* [TASK BRIEF]
Using the listing below, select the lines with the word "Surveys" and copy them.

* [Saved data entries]
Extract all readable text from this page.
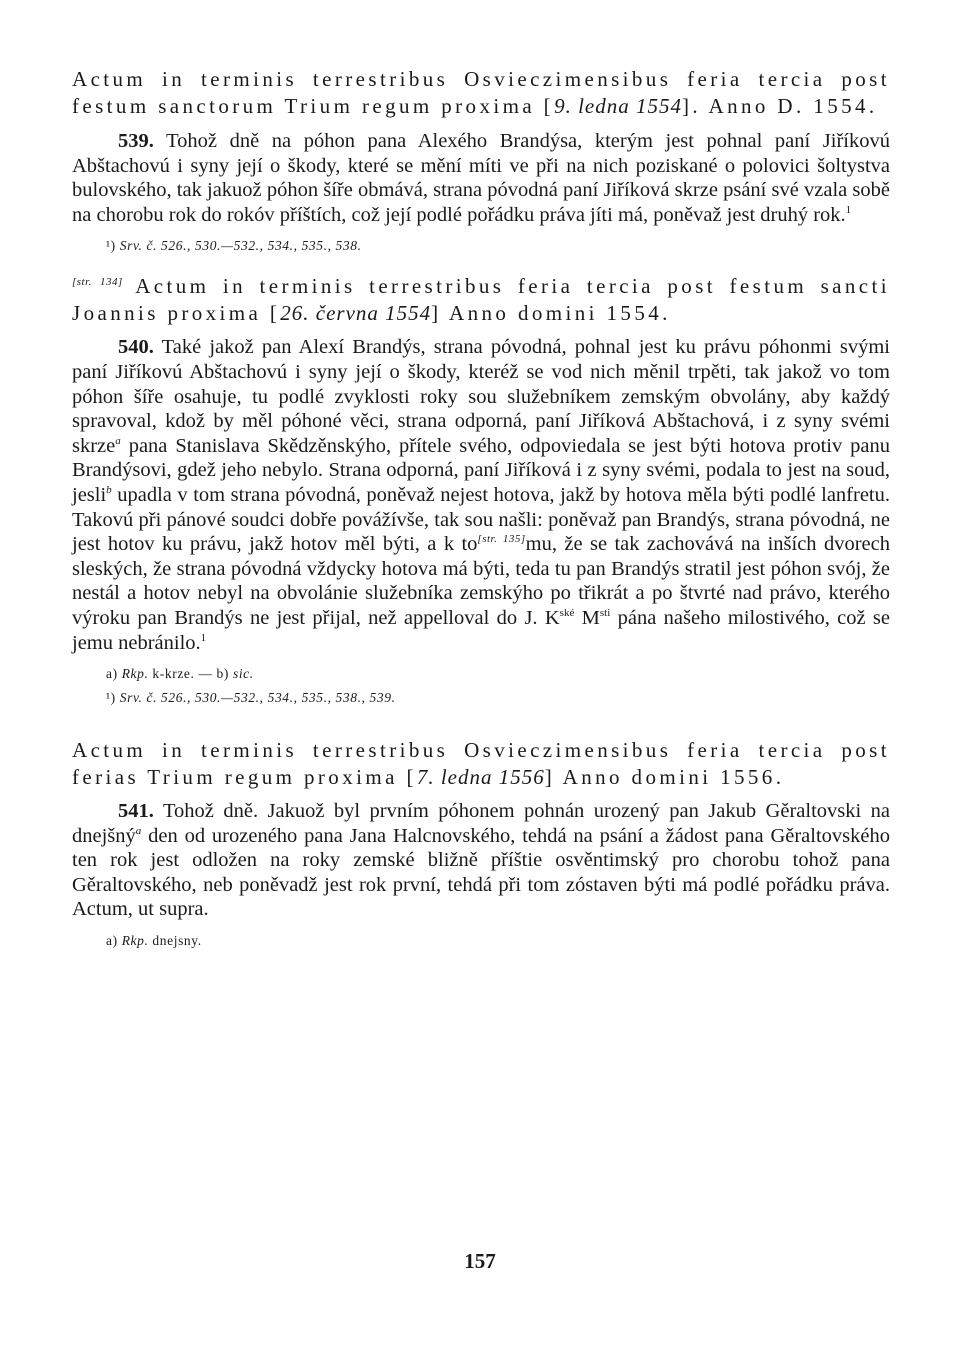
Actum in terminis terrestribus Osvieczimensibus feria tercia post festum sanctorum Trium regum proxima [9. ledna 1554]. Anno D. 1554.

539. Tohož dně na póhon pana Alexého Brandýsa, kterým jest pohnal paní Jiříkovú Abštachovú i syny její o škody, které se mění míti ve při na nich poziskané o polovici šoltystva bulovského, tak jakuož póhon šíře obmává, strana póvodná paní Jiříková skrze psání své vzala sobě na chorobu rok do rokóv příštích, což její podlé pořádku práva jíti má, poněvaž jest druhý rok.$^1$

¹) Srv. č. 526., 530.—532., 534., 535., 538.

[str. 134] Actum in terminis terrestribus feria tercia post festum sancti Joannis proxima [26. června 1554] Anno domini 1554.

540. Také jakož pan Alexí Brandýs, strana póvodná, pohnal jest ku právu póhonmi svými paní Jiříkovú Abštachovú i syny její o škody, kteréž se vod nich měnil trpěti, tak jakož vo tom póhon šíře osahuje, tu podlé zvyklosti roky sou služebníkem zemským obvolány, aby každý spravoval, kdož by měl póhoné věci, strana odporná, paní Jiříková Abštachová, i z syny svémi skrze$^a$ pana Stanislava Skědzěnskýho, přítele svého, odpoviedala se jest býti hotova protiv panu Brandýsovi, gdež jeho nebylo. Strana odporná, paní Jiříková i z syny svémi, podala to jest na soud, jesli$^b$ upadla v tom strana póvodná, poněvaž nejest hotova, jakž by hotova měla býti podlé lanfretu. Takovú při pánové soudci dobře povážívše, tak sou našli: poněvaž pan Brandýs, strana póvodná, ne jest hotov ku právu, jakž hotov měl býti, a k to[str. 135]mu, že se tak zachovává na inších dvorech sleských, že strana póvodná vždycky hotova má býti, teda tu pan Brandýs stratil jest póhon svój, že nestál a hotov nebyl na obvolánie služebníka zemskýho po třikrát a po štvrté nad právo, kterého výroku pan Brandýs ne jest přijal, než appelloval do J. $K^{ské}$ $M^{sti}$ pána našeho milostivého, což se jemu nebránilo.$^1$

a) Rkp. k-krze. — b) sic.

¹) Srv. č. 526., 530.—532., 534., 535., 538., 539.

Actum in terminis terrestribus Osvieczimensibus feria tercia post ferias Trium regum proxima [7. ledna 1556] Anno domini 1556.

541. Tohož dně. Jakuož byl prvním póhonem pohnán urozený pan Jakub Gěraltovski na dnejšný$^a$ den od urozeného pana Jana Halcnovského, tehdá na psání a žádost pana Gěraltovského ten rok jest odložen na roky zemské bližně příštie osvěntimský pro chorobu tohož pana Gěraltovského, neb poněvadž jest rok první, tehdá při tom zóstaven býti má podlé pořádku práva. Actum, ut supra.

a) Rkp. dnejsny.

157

...

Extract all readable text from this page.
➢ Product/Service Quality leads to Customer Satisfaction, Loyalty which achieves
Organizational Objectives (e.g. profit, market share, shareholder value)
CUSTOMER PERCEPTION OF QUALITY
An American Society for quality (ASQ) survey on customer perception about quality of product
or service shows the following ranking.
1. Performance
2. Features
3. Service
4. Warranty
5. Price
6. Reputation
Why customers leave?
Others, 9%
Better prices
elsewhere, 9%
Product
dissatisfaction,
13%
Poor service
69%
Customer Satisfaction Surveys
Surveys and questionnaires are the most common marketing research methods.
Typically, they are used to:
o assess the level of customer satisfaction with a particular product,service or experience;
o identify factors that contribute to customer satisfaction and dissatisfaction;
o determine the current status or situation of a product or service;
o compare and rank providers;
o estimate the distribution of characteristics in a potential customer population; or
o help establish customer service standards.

...

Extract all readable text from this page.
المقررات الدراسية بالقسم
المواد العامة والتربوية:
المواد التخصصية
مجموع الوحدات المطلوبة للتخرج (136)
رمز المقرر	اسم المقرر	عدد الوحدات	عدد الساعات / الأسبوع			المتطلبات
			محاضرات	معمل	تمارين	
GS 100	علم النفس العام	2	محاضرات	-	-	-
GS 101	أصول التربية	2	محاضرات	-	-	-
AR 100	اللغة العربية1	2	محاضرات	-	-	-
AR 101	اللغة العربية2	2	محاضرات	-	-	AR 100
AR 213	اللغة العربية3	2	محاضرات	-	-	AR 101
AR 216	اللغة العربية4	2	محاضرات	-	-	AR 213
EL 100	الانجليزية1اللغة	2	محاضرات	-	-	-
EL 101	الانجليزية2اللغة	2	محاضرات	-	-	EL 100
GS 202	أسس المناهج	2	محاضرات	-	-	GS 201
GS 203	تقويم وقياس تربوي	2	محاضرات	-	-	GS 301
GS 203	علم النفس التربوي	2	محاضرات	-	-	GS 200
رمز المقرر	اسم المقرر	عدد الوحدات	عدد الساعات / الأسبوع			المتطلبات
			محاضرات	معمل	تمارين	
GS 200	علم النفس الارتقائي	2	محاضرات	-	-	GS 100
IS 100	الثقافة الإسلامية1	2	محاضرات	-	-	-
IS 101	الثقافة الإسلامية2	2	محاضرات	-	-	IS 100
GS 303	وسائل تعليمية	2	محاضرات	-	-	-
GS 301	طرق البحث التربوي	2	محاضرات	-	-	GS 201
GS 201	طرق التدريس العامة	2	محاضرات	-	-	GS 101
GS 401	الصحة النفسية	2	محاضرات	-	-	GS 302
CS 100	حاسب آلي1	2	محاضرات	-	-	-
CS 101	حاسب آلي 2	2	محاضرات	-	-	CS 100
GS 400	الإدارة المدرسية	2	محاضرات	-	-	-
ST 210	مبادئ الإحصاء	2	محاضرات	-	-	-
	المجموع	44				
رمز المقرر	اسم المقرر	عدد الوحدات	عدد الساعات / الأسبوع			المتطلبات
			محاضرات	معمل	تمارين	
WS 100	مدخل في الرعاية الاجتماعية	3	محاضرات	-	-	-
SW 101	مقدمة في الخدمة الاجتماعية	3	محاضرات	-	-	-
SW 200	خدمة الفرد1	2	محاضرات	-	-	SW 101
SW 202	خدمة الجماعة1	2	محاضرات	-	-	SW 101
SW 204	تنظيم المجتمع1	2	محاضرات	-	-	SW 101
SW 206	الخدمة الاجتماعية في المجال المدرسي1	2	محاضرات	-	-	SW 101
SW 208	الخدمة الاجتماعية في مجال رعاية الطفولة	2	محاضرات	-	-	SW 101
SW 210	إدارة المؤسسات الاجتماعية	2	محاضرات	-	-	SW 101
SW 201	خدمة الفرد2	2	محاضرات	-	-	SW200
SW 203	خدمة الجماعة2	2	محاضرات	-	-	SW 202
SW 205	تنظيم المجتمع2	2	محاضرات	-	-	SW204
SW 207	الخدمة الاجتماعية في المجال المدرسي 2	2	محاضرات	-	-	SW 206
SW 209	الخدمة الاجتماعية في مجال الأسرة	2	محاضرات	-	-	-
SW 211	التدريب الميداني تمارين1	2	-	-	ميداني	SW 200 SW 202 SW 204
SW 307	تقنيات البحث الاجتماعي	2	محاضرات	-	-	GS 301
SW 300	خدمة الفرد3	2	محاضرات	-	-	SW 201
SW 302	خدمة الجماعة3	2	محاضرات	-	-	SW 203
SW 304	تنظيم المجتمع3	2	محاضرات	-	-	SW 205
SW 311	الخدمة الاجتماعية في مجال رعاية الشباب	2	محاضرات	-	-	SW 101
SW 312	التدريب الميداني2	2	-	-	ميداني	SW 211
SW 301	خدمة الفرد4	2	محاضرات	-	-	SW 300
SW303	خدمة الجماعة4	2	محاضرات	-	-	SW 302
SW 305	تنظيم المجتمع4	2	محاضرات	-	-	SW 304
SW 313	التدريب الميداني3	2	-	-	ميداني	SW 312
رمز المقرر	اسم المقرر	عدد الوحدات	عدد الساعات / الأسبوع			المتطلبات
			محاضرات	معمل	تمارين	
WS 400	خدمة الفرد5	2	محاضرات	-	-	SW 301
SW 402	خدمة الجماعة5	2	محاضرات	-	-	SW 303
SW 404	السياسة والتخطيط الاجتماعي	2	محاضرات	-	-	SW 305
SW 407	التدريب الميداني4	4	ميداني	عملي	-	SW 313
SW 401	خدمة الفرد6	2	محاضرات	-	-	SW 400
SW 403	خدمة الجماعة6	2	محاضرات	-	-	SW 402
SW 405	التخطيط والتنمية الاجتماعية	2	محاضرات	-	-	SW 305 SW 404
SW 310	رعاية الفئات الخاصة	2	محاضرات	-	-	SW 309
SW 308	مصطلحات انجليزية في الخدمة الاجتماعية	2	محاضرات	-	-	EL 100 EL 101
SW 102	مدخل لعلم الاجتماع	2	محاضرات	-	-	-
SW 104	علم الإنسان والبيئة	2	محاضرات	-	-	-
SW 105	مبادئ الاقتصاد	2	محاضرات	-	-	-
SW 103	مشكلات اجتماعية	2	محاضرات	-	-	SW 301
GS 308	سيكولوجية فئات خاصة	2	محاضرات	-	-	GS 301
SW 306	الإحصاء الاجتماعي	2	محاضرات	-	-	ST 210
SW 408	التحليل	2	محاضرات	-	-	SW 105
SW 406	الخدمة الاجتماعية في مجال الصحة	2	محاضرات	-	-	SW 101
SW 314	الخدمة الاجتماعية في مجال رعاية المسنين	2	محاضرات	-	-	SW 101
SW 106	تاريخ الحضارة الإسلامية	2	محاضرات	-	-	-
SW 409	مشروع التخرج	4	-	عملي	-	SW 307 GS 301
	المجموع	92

* [RESPONSE BELOW]
Customer Satisfaction Surveys
Surveys and questionnaires are the most common marketing research methods.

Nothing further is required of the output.